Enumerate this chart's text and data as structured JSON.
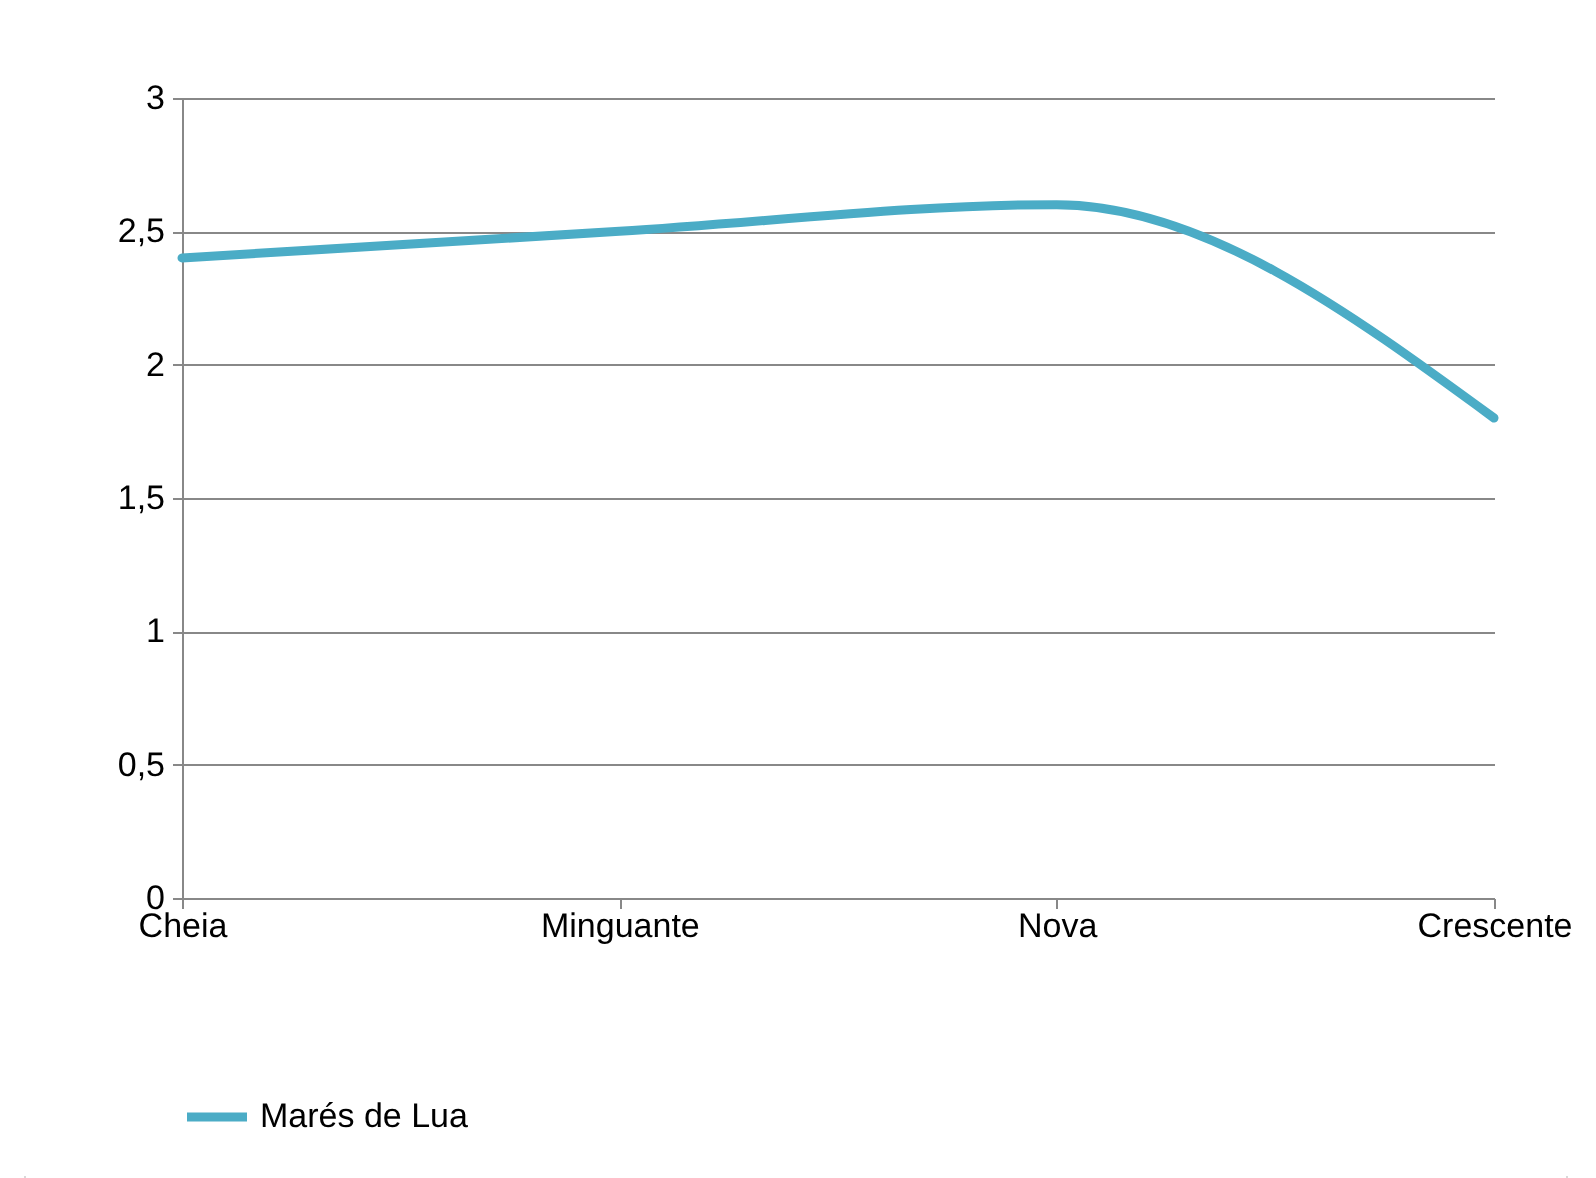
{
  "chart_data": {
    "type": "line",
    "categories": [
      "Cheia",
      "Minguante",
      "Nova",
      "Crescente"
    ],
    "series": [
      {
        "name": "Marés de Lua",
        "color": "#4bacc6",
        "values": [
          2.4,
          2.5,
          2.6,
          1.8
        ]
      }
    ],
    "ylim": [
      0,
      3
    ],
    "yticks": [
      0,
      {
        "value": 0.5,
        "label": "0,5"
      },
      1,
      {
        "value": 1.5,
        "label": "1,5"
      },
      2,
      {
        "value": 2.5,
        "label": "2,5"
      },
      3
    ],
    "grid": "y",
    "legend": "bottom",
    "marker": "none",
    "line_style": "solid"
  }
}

■ ■ ■

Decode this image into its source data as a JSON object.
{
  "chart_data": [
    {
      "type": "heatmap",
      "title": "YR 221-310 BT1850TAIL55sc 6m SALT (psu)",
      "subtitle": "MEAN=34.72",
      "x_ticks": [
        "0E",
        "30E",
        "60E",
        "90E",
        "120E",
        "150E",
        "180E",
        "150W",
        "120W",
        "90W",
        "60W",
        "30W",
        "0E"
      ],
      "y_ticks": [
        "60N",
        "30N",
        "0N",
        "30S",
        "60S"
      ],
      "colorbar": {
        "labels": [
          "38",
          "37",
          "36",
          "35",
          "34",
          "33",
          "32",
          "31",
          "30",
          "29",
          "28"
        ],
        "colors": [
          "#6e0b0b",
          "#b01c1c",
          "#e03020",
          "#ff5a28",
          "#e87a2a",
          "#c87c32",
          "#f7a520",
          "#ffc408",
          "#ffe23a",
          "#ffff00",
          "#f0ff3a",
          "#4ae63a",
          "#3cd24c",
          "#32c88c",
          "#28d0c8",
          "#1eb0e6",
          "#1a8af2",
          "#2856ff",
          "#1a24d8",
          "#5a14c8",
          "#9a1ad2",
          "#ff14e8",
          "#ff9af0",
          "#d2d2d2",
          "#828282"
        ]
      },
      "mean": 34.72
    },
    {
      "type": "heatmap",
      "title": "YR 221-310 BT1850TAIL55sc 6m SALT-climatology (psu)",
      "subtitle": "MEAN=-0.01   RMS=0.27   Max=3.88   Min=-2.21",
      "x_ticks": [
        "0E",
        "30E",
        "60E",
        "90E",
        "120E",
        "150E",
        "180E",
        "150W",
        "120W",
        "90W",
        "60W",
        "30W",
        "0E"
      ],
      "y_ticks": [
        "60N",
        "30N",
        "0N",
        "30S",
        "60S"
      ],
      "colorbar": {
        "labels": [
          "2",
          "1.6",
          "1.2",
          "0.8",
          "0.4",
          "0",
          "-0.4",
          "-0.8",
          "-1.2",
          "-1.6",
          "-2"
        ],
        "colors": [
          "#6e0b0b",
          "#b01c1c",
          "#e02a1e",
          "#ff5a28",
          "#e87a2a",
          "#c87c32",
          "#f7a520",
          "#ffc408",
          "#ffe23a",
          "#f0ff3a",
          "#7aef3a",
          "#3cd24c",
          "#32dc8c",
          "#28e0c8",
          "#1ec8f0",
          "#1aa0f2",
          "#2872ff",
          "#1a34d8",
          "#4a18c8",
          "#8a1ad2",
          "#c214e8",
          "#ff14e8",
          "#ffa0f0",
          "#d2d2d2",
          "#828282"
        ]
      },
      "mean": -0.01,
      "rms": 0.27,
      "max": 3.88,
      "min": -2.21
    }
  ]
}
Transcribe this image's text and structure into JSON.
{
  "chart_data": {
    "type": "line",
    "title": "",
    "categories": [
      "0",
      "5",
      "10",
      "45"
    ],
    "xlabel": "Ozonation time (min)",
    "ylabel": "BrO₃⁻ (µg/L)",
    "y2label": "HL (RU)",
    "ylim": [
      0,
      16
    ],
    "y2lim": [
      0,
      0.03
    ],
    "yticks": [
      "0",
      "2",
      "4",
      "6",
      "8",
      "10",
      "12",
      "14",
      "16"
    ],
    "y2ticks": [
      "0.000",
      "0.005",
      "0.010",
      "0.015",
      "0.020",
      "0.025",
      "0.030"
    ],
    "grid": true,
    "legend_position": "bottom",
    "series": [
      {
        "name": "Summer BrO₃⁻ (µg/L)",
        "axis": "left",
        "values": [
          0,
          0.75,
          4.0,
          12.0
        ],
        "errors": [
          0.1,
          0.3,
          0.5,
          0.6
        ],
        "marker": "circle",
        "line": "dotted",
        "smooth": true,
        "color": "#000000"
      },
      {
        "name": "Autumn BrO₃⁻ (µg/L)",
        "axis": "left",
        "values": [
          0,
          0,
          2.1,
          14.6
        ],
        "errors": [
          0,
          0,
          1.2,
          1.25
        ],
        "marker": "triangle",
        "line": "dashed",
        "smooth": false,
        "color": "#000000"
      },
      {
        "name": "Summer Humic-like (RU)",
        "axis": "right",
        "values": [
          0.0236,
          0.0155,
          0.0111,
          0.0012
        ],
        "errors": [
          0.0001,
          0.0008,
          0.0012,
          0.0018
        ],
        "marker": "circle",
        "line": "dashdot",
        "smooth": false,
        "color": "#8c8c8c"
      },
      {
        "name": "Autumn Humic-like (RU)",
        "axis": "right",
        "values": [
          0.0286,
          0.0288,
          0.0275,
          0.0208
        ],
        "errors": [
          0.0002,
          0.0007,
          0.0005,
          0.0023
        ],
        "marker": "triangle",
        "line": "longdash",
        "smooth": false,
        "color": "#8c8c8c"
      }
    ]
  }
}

■ ■ ■

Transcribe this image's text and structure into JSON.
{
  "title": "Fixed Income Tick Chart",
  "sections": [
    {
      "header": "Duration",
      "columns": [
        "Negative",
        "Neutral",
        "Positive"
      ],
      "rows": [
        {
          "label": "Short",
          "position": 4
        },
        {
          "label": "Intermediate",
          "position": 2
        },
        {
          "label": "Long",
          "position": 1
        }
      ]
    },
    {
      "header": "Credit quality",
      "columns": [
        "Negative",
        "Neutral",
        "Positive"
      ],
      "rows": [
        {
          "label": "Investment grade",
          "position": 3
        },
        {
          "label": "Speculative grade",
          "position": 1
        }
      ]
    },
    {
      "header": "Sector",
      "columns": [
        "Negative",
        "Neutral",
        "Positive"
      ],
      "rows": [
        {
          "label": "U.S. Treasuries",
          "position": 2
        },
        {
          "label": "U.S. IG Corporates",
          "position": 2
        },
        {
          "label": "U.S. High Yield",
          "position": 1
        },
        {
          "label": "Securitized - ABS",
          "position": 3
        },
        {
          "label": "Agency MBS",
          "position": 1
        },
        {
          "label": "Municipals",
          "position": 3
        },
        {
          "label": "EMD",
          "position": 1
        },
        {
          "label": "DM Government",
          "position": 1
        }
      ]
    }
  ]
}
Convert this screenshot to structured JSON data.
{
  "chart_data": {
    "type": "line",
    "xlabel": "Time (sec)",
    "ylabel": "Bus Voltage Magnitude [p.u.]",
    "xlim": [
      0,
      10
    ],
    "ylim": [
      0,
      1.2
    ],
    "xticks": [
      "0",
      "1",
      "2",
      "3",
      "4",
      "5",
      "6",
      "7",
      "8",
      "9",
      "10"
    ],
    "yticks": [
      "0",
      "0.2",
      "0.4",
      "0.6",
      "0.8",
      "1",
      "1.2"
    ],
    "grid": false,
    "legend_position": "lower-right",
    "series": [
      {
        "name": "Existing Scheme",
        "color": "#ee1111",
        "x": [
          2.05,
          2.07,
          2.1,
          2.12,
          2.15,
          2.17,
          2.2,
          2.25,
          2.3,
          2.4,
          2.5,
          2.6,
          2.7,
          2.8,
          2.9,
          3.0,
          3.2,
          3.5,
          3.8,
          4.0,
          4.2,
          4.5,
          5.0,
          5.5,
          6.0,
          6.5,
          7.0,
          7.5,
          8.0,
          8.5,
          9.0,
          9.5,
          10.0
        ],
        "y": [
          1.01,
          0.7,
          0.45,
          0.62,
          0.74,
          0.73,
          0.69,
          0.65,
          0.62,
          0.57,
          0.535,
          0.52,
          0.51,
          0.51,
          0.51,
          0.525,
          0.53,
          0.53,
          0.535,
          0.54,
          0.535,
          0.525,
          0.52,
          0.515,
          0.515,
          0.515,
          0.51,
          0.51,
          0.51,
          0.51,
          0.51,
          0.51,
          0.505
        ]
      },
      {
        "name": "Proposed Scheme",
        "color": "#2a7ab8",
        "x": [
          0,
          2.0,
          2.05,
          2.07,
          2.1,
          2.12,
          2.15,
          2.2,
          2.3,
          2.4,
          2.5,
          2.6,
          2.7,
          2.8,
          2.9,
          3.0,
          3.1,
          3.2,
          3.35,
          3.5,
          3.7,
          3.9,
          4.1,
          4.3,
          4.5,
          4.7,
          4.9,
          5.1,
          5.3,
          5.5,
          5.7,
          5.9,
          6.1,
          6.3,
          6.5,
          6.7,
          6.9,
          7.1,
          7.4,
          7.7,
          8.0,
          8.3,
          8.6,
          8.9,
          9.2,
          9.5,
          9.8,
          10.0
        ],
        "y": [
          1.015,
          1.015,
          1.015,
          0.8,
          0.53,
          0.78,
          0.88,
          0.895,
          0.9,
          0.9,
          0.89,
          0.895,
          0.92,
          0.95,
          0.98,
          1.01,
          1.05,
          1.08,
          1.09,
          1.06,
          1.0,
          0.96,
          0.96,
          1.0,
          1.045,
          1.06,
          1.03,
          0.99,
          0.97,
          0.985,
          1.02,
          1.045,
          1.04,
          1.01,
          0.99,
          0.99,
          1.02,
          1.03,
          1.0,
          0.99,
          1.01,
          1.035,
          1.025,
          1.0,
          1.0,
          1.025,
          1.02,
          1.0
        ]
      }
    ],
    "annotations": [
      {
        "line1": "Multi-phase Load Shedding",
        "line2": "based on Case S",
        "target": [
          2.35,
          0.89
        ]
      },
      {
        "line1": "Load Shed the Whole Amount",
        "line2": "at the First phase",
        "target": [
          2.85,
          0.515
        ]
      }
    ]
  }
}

■ ■ ■

Find every line holding the word "JSON"; give their count and nothing else.

■ Written solution:
5